[PROBLEM STATEMENT]
Starting at the first line of the records and ending at the line that contains "y-tick-label: 24 (32, 82, 46, 95)", including that line, output those lines as a numbered list and leave out any blank lines.

[INPUT]
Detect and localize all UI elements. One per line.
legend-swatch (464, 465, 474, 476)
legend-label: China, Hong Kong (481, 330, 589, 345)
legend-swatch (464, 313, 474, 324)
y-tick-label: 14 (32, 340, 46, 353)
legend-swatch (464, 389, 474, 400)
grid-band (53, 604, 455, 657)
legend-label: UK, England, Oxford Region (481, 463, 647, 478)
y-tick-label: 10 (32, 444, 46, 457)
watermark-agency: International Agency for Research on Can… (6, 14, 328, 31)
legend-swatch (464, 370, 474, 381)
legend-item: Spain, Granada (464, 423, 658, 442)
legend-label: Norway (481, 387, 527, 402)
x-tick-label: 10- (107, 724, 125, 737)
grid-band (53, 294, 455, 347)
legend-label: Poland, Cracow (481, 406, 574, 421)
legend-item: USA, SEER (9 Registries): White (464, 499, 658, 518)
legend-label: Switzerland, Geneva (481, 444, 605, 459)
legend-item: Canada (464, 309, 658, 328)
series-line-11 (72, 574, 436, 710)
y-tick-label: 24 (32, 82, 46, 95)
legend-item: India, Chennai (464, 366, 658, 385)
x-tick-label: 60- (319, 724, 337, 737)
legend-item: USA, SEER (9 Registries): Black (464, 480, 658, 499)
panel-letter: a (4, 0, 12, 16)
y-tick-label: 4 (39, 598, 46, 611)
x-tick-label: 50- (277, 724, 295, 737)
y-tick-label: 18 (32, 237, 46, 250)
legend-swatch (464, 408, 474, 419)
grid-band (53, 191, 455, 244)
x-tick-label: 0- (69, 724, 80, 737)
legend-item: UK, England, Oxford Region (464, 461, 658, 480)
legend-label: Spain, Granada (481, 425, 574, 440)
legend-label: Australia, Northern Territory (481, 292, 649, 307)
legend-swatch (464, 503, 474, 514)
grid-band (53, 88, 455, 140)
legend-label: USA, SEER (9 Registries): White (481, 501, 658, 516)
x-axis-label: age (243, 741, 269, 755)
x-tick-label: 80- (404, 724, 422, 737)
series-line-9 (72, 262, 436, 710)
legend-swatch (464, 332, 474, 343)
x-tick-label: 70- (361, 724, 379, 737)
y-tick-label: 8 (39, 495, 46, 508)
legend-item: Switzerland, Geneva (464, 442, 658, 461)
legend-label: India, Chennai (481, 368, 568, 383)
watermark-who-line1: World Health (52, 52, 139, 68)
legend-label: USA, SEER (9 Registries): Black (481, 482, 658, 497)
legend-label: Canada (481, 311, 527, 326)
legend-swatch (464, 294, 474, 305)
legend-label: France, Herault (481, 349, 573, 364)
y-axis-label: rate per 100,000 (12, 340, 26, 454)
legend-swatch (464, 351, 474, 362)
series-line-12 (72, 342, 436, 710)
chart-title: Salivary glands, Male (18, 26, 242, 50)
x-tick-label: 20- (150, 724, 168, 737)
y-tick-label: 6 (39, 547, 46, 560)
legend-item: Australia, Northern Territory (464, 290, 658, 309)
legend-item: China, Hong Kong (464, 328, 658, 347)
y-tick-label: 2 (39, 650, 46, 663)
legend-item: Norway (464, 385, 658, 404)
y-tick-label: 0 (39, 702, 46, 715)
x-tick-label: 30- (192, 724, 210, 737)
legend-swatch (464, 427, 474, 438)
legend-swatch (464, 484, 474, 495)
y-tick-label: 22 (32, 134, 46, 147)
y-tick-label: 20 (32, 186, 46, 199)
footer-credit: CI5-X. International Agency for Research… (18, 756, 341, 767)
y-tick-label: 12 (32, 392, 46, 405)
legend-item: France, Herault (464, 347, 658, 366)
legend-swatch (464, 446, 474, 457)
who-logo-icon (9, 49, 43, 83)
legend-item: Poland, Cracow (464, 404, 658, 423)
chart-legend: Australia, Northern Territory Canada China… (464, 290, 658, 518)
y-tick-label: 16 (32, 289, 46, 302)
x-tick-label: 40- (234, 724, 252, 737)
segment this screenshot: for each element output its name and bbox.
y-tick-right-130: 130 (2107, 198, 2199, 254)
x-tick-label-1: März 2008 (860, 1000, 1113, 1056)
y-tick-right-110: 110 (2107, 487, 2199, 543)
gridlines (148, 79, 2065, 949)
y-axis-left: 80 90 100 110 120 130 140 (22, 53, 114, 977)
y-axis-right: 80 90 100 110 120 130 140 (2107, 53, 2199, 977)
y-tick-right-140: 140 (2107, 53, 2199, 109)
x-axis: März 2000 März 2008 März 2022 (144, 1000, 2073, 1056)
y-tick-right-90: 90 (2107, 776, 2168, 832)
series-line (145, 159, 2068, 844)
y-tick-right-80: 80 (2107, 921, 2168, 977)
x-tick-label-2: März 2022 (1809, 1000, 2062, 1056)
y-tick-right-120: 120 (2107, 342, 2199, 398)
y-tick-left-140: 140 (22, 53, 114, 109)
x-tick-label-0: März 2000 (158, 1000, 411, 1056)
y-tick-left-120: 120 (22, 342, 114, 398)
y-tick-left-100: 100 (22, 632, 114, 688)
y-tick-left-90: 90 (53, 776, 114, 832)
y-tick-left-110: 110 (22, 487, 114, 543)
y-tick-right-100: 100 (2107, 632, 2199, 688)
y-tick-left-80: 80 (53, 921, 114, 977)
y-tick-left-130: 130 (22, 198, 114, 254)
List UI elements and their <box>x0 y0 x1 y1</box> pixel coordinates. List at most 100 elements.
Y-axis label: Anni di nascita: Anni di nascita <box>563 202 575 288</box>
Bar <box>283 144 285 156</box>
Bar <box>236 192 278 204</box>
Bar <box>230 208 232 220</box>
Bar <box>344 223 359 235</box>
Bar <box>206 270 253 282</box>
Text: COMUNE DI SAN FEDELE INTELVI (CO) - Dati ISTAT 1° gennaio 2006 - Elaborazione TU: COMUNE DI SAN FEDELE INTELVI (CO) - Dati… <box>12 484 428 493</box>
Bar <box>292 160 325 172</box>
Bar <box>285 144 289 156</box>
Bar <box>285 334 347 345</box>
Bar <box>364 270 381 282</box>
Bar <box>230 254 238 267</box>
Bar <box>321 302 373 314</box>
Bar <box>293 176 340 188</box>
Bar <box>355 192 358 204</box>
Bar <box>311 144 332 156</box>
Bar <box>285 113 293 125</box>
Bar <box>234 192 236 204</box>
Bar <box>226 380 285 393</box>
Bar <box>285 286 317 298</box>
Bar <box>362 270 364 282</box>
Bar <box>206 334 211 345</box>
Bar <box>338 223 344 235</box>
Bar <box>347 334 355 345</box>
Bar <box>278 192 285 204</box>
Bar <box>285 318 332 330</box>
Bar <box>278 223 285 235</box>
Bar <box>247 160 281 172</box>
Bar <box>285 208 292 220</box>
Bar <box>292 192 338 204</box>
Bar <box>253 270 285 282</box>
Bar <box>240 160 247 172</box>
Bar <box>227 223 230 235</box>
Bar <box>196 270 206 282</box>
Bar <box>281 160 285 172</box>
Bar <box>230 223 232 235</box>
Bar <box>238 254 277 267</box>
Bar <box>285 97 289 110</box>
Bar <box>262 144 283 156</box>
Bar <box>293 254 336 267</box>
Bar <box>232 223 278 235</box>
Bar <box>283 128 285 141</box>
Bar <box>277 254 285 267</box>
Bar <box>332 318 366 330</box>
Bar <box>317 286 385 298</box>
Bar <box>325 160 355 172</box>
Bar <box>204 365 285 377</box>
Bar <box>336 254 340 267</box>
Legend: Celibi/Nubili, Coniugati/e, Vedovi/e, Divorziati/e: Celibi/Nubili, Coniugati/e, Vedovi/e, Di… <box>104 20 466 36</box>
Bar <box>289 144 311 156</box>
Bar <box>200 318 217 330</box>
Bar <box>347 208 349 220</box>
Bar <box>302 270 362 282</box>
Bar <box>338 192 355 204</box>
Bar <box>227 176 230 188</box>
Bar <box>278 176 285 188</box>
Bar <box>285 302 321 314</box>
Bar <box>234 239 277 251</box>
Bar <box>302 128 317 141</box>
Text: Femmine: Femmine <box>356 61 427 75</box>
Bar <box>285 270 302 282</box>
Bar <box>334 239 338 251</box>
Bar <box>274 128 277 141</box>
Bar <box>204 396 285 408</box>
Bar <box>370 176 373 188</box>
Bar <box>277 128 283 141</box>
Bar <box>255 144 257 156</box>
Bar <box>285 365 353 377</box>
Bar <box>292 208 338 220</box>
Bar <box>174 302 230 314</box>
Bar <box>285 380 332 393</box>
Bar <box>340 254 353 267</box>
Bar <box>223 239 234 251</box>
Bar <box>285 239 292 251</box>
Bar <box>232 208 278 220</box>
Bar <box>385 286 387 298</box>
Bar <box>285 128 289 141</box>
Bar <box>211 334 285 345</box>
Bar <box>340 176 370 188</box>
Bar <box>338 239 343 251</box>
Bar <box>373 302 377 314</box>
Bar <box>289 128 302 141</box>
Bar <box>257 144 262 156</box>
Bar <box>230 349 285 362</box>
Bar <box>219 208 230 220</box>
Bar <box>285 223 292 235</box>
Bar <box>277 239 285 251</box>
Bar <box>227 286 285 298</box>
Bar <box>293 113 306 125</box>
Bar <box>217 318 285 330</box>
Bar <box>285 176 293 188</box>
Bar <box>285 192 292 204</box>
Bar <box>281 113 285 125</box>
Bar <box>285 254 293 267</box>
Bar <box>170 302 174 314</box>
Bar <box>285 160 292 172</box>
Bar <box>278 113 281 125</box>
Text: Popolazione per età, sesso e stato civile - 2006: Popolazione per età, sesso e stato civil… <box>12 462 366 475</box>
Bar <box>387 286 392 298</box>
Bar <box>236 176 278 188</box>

[OUTPUT FOR THIS EXERCISE]
1. Detect and localize all UI elements. One per line.
2. legend-swatch (464, 465, 474, 476)
3. legend-label: China, Hong Kong (481, 330, 589, 345)
4. legend-swatch (464, 313, 474, 324)
5. y-tick-label: 14 (32, 340, 46, 353)
6. legend-swatch (464, 389, 474, 400)
7. grid-band (53, 604, 455, 657)
8. legend-label: UK, England, Oxford Region (481, 463, 647, 478)
9. y-tick-label: 10 (32, 444, 46, 457)
10. watermark-agency: International Agency for Research on Can… (6, 14, 328, 31)
11. legend-swatch (464, 370, 474, 381)
12. legend-item: Spain, Granada (464, 423, 658, 442)
13. legend-label: Norway (481, 387, 527, 402)
14. x-tick-label: 10- (107, 724, 125, 737)
15. grid-band (53, 294, 455, 347)
16. legend-label: Poland, Cracow (481, 406, 574, 421)
17. legend-item: USA, SEER (9 Registries): White (464, 499, 658, 518)
18. legend-label: Switzerland, Geneva (481, 444, 605, 459)
19. legend-item: Canada (464, 309, 658, 328)
20. series-line-11 (72, 574, 436, 710)
21. y-tick-label: 24 (32, 82, 46, 95)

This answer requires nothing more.